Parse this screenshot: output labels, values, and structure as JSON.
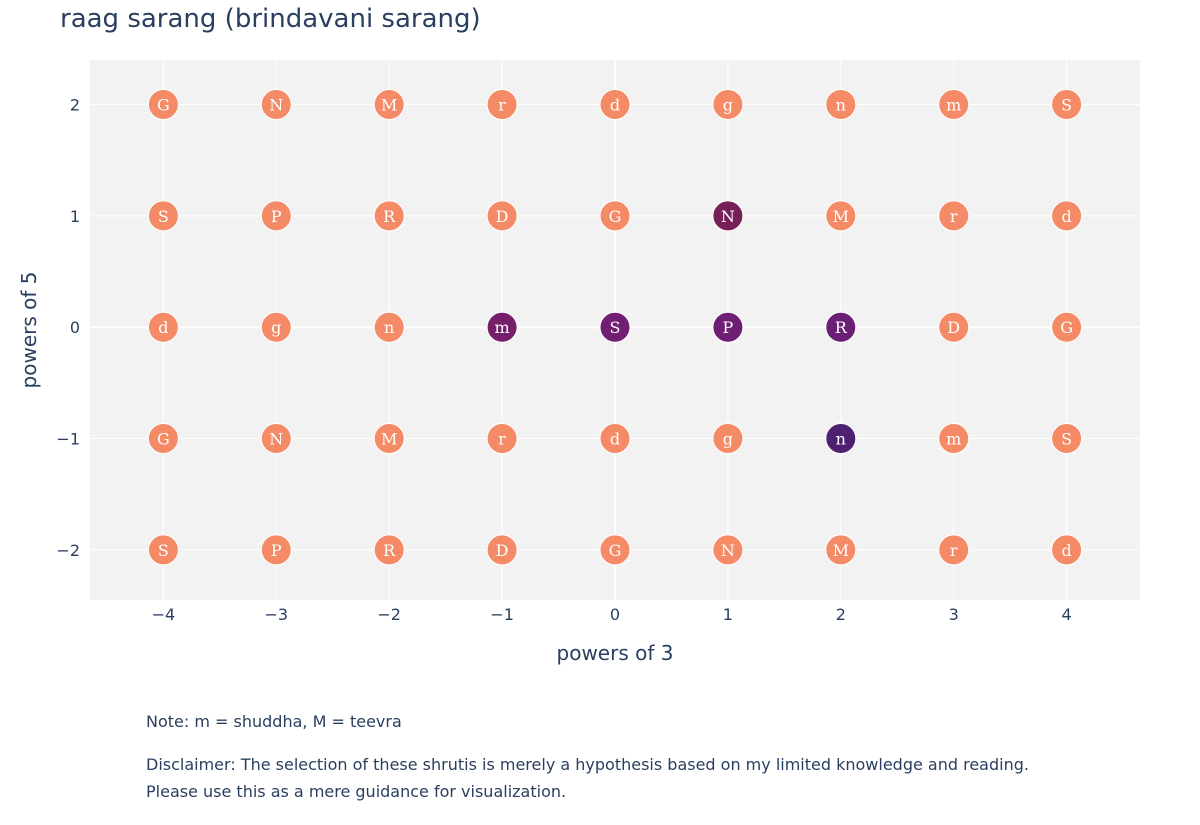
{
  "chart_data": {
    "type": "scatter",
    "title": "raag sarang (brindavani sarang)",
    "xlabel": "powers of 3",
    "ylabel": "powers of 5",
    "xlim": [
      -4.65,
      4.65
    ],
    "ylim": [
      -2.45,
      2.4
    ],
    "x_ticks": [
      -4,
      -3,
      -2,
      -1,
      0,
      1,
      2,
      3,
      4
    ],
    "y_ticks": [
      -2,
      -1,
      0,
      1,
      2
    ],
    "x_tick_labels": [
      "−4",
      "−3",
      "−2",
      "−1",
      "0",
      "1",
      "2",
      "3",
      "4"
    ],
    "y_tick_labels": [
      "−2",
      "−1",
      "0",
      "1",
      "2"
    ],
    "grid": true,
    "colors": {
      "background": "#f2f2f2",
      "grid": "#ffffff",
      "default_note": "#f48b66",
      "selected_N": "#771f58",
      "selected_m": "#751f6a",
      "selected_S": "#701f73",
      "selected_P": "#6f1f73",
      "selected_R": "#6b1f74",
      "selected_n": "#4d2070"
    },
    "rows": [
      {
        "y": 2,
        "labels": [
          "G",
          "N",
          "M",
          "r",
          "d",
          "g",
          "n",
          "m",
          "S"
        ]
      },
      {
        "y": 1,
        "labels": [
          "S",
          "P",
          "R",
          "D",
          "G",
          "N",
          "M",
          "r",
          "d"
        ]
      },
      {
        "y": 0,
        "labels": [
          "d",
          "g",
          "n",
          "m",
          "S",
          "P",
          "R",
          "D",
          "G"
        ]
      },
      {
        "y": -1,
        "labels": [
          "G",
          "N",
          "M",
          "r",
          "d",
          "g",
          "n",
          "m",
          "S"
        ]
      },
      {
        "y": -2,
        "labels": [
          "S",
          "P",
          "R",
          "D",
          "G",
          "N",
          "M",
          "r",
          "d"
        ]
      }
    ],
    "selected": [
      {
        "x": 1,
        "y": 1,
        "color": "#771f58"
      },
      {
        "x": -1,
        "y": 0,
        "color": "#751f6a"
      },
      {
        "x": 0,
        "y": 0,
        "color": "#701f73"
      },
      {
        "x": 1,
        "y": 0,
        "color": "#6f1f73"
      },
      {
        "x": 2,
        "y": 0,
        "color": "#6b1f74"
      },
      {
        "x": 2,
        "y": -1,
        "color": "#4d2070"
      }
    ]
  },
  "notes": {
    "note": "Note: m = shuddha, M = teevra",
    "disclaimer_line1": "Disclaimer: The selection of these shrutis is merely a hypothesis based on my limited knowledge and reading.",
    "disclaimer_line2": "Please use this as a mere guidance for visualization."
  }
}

* * * * *

» AIM OF THE TASK
Your job is to transcribe the entries above exactly; skip the pictures.

» SOLUTION FOR THIS PROBLEM
Parse this screenshot: output labels, values, and structure as JSON.
{
  "chart_data": {
    "type": "scatter",
    "title": "raag sarang (brindavani sarang)",
    "xlabel": "powers of 3",
    "ylabel": "powers of 5",
    "xlim": [
      -4.65,
      4.65
    ],
    "ylim": [
      -2.45,
      2.4
    ],
    "x_ticks": [
      -4,
      -3,
      -2,
      -1,
      0,
      1,
      2,
      3,
      4
    ],
    "y_ticks": [
      -2,
      -1,
      0,
      1,
      2
    ],
    "x_tick_labels": [
      "−4",
      "−3",
      "−2",
      "−1",
      "0",
      "1",
      "2",
      "3",
      "4"
    ],
    "y_tick_labels": [
      "−2",
      "−1",
      "0",
      "1",
      "2"
    ],
    "grid": true,
    "colors": {
      "background": "#f2f2f2",
      "grid": "#ffffff",
      "default_note": "#f48b66",
      "selected_N": "#771f58",
      "selected_m": "#751f6a",
      "selected_S": "#701f73",
      "selected_P": "#6f1f73",
      "selected_R": "#6b1f74",
      "selected_n": "#4d2070"
    },
    "rows": [
      {
        "y": 2,
        "labels": [
          "G",
          "N",
          "M",
          "r",
          "d",
          "g",
          "n",
          "m",
          "S"
        ]
      },
      {
        "y": 1,
        "labels": [
          "S",
          "P",
          "R",
          "D",
          "G",
          "N",
          "M",
          "r",
          "d"
        ]
      },
      {
        "y": 0,
        "labels": [
          "d",
          "g",
          "n",
          "m",
          "S",
          "P",
          "R",
          "D",
          "G"
        ]
      },
      {
        "y": -1,
        "labels": [
          "G",
          "N",
          "M",
          "r",
          "d",
          "g",
          "n",
          "m",
          "S"
        ]
      },
      {
        "y": -2,
        "labels": [
          "S",
          "P",
          "R",
          "D",
          "G",
          "N",
          "M",
          "r",
          "d"
        ]
      }
    ],
    "selected": [
      {
        "x": 1,
        "y": 1,
        "color": "#771f58"
      },
      {
        "x": -1,
        "y": 0,
        "color": "#751f6a"
      },
      {
        "x": 0,
        "y": 0,
        "color": "#701f73"
      },
      {
        "x": 1,
        "y": 0,
        "color": "#6f1f73"
      },
      {
        "x": 2,
        "y": 0,
        "color": "#6b1f74"
      },
      {
        "x": 2,
        "y": -1,
        "color": "#4d2070"
      }
    ]
  },
  "notes": {
    "note": "Note: m = shuddha, M = teevra",
    "disclaimer_line1": "Disclaimer: The selection of these shrutis is merely a hypothesis based on my limited knowledge and reading.",
    "disclaimer_line2": "Please use this as a mere guidance for visualization."
  }
}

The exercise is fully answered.